**How to complete this task**
In the diabetes article, shorten the paragraph that begins "Diabetes can be broadly classified" into a bulleted list that keeps its main facts.

**Quoted passage**
Published in Daily Trust Newspaper: Tuesday, November 19, 2019

Diabetes can be broadly classified into two groups, diabetes mellitus, and diabetes insipidus. Type 2 diabetes (TTD) falls under diabetes mellitus and it is the most common type of diabetes. TTD is a chronic disease in which the body is unable to effectively control the levels of glucose (sugar) in the blood, which can lead to severely high blood glucose levels (hyperglycemia). The symptoms of TTD range from increased thirst, recurrent urination, excessive fatigue, and slow healing of wounds. As the disease continues, more severe complications can develop, including skin disorders, sexual dysfunction, kidney disease, nerve damage, and vision loss. Pretty much every organ could potentially be damaged. Type 2 diabetes develops when the pancreas begins to produce less insulin (a hormone that controls blood sugar levels) or when the body becomes less sensitive to the effects of insulin—known as insulin resistance. A simple blood test can diagnose TTD. Once it’s been confirmed, treatment depends on factors such as age, weight, blood sugar level, and how advanced the disease is. For some people, this might mean being dependent solely on lifestyle modifications such as weight loss, dietary changes, and exercise. For others, managing TTD may require supplemental insulin and/or oral diabetes medications. Other types of diabetes mellitus include type 1 diabetes, type 1.5 diabetes or Latent Autoimmune Diabetes in Adults (LADA), gestational diabetes and type 3 diabetes (Alzheimer’s disease). TTD is the result of one of two conditions: Either the pancreas begins releasing too little insulin. Insulin is a hormone released within a few minutes of eating to help the body store glucose, or the body isn’t able to respond satisfactorily to insulin (insulin resistance).

(Data records)
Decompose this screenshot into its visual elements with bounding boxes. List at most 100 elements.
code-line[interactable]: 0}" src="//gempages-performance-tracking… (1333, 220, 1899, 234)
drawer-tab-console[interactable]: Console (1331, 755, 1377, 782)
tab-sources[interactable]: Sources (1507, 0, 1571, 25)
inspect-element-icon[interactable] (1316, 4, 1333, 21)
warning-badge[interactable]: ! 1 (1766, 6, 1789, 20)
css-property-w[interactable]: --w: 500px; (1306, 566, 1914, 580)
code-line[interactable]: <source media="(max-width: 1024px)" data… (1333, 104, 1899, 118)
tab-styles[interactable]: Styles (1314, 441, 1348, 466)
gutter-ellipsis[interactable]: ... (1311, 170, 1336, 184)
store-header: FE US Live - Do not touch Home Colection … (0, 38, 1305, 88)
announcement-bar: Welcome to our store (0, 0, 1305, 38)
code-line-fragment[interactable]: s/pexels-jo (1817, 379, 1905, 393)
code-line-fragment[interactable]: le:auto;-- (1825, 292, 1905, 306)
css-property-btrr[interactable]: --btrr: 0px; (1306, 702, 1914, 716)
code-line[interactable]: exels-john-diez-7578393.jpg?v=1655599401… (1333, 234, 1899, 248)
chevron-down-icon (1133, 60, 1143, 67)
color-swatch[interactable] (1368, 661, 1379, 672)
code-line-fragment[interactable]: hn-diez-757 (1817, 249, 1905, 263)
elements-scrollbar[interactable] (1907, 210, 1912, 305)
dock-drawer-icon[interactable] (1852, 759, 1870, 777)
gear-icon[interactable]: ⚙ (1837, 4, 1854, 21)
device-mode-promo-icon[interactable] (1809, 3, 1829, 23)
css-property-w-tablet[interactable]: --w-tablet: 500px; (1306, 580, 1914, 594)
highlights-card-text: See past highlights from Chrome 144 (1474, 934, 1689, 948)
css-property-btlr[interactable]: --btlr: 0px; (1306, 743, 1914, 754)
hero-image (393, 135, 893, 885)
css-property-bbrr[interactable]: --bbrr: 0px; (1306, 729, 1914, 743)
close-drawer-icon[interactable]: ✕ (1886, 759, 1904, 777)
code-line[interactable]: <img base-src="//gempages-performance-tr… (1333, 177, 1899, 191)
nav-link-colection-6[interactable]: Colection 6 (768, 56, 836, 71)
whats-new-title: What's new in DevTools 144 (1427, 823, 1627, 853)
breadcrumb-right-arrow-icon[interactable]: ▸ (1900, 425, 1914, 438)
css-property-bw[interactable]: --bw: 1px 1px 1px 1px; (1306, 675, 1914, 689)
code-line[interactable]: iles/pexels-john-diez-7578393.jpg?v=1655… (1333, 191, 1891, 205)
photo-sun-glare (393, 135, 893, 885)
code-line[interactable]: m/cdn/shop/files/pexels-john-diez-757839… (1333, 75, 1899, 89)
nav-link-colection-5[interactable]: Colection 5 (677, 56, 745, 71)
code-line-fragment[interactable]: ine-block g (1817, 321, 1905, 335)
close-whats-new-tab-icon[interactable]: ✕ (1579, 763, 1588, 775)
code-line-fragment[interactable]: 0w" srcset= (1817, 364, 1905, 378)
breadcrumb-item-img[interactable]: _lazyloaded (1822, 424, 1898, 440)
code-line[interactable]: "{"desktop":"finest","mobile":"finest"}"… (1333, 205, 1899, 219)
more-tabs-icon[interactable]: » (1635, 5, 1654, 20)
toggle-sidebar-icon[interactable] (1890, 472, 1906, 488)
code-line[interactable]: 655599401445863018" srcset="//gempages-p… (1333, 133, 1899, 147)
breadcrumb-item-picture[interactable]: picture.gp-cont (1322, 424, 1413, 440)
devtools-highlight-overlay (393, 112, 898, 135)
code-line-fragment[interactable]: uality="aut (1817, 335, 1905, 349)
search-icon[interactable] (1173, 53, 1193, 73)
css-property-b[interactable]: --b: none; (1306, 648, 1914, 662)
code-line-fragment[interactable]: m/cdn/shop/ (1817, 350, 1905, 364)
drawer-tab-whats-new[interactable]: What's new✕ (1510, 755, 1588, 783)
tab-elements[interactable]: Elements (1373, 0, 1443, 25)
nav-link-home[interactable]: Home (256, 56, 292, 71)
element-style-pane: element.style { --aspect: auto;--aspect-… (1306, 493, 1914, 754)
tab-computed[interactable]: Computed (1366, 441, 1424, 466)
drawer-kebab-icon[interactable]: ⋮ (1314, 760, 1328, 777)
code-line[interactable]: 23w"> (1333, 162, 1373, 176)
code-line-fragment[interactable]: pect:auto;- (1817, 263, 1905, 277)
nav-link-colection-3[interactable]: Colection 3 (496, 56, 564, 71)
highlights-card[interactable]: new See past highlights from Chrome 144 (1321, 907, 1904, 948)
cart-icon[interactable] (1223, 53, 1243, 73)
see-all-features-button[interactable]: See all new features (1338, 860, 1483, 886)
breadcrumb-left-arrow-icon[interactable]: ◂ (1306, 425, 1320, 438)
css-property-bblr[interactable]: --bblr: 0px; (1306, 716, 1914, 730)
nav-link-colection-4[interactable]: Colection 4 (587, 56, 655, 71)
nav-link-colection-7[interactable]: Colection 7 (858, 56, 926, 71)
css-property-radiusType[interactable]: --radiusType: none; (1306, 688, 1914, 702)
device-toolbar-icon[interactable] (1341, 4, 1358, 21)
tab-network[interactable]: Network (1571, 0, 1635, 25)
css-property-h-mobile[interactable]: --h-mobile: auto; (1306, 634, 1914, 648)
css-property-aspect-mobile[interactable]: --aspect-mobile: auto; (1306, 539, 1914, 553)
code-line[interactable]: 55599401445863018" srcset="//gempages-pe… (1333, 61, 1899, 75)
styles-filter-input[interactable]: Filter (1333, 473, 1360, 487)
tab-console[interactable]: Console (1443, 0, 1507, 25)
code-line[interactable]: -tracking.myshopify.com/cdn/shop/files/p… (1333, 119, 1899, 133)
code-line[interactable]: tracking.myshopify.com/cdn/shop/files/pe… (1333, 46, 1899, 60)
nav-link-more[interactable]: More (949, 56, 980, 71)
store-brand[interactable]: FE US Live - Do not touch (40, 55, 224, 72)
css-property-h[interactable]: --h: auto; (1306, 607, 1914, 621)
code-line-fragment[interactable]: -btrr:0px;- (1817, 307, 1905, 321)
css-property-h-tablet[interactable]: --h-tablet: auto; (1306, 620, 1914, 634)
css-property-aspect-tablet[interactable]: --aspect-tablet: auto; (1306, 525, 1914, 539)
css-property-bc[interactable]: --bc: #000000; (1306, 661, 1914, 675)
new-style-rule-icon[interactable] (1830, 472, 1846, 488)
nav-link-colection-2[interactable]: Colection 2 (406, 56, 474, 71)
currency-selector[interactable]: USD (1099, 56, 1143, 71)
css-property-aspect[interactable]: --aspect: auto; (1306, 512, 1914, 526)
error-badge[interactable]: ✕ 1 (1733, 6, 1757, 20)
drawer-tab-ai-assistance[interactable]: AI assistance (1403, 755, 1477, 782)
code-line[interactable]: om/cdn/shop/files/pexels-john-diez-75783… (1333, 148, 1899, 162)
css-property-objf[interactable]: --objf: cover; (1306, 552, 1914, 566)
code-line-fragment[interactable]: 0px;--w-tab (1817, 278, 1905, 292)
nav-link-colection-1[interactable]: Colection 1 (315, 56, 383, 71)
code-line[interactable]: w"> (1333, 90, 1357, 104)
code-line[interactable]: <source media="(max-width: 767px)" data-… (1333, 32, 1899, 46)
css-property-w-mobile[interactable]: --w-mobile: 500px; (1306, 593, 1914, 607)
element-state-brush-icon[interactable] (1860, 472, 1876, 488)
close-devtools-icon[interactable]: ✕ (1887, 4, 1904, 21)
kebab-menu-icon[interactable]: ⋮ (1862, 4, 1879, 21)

**Solution for this exercise**
- Diabetes falls into two broad groups: diabetes mellitus and diabetes insipidus.
- Type 2 diabetes (TTD), the most common type, is a form of diabetes mellitus. Other forms are type 1, type 1.5 (LADA), gestational, and type 3 (Alzheimer's disease).
- TTD is a chronic disease in which the body cannot effectively control blood glucose. This can lead to severe hyperglycemia.
- TTD develops when the pancreas produces less insulin, or when the body responds poorly to insulin (insulin resistance). Insulin is a hormone released within minutes of eating that helps the body store glucose.
- Symptoms include increased thirst, frequent urination, excessive fatigue, and slow-healing wounds.
- Later complications can include skin disorders, sexual dysfunction, kidney disease, nerve damage, and vision loss. Almost any organ may be damaged.
- A simple blood test can diagnose TTD.
- Treatment depends on age, weight, blood sugar level, and how advanced the disease is. It ranges from lifestyle changes alone (weight loss, diet, exercise) to supplemental insulin and/or oral medications.